▶ _What to produce_
Would you copy out each line of the records below that includes the word "both"?

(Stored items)
◆ ◆ ◆ ◆ ◆

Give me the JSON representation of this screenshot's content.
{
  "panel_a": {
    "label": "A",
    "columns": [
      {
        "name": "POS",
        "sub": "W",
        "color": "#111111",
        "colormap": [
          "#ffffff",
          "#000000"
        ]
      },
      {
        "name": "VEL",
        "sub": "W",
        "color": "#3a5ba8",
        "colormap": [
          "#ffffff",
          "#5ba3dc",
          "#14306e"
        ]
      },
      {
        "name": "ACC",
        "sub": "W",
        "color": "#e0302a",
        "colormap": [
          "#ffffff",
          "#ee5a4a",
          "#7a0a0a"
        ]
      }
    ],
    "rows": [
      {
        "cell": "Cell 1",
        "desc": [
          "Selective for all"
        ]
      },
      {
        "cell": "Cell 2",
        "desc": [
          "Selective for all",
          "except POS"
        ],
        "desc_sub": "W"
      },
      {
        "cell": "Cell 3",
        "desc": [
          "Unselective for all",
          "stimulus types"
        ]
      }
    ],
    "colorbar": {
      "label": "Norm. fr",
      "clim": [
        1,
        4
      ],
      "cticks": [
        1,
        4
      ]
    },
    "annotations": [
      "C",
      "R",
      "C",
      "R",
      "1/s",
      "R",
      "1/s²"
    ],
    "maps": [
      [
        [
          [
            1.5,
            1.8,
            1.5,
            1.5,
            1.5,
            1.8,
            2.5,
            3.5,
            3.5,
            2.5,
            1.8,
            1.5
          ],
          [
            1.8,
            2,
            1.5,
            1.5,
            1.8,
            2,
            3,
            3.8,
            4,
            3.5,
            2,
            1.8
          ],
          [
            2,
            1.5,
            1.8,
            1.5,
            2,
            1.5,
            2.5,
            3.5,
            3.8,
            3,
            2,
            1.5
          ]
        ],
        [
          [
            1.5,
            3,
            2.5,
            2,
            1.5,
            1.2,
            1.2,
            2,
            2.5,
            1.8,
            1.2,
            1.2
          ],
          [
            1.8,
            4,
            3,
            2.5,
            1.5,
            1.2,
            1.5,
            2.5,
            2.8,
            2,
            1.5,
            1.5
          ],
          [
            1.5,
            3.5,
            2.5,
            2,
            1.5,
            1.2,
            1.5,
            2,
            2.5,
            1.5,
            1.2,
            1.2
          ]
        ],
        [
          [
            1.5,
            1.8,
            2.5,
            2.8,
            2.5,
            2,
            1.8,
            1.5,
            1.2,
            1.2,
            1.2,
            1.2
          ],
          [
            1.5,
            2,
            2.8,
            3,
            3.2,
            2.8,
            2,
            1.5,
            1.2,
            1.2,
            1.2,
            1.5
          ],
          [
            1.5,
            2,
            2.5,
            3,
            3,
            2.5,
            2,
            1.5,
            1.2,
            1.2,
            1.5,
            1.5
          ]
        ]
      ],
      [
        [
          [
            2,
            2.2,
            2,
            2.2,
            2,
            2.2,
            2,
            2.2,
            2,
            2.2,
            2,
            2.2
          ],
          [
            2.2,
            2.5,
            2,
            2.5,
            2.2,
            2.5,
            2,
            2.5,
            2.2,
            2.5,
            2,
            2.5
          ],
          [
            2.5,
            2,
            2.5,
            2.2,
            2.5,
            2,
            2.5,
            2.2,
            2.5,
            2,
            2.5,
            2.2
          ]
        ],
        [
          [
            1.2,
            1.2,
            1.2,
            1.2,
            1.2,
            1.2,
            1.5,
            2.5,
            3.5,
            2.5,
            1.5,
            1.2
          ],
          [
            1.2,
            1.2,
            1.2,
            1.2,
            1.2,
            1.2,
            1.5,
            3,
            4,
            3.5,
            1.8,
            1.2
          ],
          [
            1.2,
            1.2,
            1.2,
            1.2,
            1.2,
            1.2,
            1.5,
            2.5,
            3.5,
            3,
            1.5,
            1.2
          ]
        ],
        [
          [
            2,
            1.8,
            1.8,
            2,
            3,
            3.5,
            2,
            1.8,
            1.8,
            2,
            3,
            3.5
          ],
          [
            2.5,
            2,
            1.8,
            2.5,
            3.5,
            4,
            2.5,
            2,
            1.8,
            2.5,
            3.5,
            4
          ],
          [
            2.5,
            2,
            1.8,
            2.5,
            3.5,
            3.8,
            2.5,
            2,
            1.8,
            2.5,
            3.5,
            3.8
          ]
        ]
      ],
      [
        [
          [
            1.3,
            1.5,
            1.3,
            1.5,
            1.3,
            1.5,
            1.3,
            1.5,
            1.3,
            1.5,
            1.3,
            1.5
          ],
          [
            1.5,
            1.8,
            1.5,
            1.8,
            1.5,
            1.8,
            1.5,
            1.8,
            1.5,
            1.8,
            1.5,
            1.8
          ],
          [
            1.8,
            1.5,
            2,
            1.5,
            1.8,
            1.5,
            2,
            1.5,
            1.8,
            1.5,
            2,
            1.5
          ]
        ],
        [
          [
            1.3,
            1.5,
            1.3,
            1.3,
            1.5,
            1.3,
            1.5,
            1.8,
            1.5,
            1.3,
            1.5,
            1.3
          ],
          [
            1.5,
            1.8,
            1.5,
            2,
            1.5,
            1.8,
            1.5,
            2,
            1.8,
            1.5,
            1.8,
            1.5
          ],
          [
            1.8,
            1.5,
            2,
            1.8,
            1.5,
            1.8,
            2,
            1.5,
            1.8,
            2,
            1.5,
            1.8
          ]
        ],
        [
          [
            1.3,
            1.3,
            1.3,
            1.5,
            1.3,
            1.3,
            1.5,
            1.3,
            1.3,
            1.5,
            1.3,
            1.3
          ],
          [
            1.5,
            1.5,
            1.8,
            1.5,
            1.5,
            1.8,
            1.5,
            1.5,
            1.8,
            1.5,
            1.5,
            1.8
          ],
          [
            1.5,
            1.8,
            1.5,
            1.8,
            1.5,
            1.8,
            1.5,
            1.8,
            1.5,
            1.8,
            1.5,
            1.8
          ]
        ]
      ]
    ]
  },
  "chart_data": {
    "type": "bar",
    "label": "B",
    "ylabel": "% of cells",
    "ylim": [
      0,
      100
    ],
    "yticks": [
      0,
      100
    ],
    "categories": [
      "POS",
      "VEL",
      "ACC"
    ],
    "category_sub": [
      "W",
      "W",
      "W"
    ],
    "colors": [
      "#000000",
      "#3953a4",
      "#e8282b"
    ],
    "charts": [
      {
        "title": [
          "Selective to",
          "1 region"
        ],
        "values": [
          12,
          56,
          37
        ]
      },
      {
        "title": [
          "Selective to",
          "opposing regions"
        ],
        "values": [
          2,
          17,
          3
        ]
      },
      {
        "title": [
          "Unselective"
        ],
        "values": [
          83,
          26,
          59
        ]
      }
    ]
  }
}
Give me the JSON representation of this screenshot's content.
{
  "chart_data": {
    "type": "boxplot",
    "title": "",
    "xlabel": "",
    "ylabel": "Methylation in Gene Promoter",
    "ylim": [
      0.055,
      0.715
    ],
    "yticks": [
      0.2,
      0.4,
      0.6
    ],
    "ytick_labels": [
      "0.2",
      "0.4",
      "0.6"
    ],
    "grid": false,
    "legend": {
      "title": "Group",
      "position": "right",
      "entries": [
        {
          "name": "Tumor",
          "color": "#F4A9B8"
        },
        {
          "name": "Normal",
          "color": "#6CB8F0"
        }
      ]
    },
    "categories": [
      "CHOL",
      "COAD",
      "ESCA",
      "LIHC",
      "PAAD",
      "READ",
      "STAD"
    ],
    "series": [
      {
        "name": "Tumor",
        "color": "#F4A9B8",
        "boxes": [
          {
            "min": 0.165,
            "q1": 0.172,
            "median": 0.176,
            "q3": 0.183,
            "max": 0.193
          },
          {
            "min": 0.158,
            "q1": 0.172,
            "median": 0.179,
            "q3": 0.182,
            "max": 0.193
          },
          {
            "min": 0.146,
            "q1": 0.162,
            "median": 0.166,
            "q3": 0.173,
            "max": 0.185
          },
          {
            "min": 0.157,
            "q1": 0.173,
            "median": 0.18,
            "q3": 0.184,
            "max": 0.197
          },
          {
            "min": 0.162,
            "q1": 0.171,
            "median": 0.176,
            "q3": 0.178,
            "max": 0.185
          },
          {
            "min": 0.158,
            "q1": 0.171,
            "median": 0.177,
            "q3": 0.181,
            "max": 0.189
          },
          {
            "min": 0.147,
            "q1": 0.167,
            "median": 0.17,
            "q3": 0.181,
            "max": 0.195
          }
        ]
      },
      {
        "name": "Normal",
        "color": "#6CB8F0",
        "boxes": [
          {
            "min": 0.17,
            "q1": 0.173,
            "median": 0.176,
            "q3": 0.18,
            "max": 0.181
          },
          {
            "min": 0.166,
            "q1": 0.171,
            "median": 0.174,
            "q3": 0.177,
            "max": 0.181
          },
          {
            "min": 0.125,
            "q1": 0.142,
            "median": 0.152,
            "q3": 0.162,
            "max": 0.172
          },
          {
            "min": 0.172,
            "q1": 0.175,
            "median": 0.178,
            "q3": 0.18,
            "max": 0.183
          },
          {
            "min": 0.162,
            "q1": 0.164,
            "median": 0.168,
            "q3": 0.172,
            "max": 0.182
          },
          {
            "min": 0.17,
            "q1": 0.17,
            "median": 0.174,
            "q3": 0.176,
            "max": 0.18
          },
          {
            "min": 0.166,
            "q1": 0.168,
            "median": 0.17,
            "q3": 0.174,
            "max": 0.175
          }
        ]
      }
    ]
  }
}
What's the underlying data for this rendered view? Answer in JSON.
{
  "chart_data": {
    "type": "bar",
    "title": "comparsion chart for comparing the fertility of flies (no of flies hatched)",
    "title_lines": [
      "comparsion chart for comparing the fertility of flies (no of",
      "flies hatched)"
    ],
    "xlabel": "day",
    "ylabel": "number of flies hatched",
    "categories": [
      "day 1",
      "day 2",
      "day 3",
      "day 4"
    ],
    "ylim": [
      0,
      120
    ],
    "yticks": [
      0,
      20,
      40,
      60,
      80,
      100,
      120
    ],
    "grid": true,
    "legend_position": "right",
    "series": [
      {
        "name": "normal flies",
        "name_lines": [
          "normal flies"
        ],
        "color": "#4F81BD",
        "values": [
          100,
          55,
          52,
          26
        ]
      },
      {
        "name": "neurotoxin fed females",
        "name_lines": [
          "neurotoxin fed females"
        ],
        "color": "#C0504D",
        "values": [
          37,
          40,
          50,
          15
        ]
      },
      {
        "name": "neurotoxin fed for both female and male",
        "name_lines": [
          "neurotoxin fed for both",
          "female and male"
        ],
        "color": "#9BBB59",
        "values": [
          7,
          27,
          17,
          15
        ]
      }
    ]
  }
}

◆ ◆ ◆ ◆ ◆

▶ _Exercise solution_
        "name": "neurotoxin fed for both female and male",
          "neurotoxin fed for both",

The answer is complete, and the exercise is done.